Description of the task:
Work out how many lines of the material below mention the word "bambini"; reply with the number only.

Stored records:
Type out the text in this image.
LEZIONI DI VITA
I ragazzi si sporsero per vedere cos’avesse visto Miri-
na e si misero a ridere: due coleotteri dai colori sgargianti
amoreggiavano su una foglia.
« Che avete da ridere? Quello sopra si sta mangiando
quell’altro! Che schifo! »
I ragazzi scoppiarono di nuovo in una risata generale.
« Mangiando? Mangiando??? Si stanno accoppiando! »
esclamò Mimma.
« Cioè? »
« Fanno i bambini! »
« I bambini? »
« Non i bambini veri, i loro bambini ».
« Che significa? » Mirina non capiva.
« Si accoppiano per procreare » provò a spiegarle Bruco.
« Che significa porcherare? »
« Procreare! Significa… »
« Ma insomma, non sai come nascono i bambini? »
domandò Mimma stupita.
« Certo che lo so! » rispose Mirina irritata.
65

Response to this exercise:
4